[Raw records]
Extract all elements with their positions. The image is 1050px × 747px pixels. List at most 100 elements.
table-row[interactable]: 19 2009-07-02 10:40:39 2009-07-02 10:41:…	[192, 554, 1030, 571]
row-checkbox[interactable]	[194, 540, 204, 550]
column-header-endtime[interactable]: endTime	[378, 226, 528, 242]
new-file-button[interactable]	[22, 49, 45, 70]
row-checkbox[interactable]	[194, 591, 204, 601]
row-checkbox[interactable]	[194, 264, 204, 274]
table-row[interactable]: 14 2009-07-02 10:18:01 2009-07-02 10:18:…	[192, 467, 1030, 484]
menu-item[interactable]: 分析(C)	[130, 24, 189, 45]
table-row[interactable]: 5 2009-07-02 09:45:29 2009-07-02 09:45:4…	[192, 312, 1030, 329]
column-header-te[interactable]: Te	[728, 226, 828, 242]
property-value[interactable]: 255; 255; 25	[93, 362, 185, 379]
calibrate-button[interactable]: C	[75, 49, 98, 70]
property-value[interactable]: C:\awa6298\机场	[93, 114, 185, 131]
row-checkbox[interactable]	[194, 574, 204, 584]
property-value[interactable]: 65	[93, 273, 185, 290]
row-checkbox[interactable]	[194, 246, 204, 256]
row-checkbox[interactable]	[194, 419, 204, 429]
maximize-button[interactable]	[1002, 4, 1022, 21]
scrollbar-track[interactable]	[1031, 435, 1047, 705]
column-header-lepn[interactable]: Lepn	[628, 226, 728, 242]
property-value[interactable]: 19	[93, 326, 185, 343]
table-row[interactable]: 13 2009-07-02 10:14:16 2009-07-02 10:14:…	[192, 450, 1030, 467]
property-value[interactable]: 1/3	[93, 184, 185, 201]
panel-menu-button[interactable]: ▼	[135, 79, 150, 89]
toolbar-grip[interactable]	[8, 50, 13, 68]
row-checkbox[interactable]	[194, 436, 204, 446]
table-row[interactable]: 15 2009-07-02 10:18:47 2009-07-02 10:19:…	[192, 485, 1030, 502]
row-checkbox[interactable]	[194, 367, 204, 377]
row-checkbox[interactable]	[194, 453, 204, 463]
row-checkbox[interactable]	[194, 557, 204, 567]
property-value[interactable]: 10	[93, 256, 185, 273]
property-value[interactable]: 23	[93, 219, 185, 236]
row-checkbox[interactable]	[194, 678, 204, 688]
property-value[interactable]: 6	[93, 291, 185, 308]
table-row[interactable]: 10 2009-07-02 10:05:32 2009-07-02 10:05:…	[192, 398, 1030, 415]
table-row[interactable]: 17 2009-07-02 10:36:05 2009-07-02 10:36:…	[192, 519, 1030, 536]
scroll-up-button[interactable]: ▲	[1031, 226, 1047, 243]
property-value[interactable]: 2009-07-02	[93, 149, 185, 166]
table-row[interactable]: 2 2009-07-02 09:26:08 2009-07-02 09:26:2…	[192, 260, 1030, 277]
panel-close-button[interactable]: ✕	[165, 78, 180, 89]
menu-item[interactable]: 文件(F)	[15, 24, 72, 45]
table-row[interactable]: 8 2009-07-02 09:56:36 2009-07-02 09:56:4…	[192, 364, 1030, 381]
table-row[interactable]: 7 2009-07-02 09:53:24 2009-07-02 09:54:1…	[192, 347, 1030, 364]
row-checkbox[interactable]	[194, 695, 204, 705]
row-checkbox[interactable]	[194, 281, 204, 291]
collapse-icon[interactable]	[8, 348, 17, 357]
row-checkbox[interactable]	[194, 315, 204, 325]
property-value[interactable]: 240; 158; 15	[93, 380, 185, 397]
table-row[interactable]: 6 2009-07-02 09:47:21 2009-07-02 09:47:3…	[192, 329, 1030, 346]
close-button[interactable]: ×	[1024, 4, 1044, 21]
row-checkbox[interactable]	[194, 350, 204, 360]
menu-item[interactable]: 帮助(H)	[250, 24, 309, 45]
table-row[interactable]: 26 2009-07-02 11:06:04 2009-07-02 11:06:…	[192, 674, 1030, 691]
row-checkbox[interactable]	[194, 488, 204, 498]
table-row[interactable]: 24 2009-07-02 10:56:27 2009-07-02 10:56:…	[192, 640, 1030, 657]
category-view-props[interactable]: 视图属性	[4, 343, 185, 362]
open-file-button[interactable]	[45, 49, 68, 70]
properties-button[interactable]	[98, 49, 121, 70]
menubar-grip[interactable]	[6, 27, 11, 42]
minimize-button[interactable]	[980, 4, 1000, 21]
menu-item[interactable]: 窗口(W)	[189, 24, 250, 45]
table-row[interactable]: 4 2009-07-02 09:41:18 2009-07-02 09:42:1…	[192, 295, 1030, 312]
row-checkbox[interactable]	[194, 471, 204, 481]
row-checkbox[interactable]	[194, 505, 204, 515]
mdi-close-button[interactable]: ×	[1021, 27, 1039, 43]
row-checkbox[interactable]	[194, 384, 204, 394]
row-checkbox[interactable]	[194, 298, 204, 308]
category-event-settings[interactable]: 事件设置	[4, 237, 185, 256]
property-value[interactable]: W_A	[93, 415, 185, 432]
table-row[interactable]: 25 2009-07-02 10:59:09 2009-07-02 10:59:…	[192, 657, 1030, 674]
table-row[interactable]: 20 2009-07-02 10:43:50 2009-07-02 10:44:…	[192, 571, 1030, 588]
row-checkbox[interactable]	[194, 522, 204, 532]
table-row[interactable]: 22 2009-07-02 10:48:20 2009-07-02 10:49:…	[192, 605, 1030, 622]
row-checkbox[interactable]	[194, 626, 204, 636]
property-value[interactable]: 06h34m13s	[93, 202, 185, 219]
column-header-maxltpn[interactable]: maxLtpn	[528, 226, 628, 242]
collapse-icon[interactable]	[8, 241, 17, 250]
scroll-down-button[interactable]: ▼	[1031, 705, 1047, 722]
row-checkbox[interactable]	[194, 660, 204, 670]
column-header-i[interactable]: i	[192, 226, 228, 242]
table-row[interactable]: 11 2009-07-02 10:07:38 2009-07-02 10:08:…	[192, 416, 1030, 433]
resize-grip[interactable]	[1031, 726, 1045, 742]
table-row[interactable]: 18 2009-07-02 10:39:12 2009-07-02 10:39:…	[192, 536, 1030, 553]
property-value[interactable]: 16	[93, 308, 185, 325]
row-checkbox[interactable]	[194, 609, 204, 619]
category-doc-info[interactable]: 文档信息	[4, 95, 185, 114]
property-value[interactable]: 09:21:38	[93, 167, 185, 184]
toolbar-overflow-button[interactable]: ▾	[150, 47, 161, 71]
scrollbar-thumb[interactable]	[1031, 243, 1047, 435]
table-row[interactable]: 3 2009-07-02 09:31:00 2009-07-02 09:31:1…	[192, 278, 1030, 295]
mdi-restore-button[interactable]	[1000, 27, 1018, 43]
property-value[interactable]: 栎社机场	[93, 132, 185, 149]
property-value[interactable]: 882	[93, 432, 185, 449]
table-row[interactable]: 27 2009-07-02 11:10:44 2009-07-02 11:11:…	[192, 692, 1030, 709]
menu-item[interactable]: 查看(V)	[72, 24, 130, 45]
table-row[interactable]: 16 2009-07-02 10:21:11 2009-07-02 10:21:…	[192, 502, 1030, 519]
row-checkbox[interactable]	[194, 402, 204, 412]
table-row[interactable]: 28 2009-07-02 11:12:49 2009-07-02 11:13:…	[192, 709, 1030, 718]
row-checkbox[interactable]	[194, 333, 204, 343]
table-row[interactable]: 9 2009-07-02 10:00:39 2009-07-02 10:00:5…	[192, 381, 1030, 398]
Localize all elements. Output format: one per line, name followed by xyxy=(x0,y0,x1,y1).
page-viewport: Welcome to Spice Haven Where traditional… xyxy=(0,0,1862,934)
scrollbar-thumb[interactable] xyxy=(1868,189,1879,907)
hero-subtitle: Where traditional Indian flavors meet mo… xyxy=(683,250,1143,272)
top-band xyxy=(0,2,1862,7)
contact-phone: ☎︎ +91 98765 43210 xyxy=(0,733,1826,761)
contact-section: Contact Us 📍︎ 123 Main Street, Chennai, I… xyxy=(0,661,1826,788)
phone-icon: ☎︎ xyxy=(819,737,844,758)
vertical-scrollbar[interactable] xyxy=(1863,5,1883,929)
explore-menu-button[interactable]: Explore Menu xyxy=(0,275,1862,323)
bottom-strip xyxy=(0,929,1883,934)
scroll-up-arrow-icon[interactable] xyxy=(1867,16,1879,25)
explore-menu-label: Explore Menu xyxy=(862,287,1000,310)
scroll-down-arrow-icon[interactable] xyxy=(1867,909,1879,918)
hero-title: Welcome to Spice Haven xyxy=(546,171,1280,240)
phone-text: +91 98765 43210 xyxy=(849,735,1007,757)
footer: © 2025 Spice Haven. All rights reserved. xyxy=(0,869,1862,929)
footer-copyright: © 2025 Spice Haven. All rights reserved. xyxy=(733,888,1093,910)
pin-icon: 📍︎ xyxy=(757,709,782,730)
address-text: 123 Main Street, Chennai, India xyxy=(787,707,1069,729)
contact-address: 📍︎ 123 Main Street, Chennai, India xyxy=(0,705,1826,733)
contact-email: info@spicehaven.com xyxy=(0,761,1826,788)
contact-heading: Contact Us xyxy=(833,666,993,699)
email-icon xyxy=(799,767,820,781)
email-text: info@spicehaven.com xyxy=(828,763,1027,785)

▶ **The exercise**
Copy the items word for word from the very first line down to the line containing "540, 204, 550]", including that line.

▶ **Exercise solution**
Extract all elements with their positions. The image is 1050px × 747px pixels. List at most 100 elements.
table-row[interactable]: 19 2009-07-02 10:40:39 2009-07-02 10:41:…	[192, 554, 1030, 571]
row-checkbox[interactable]	[194, 540, 204, 550]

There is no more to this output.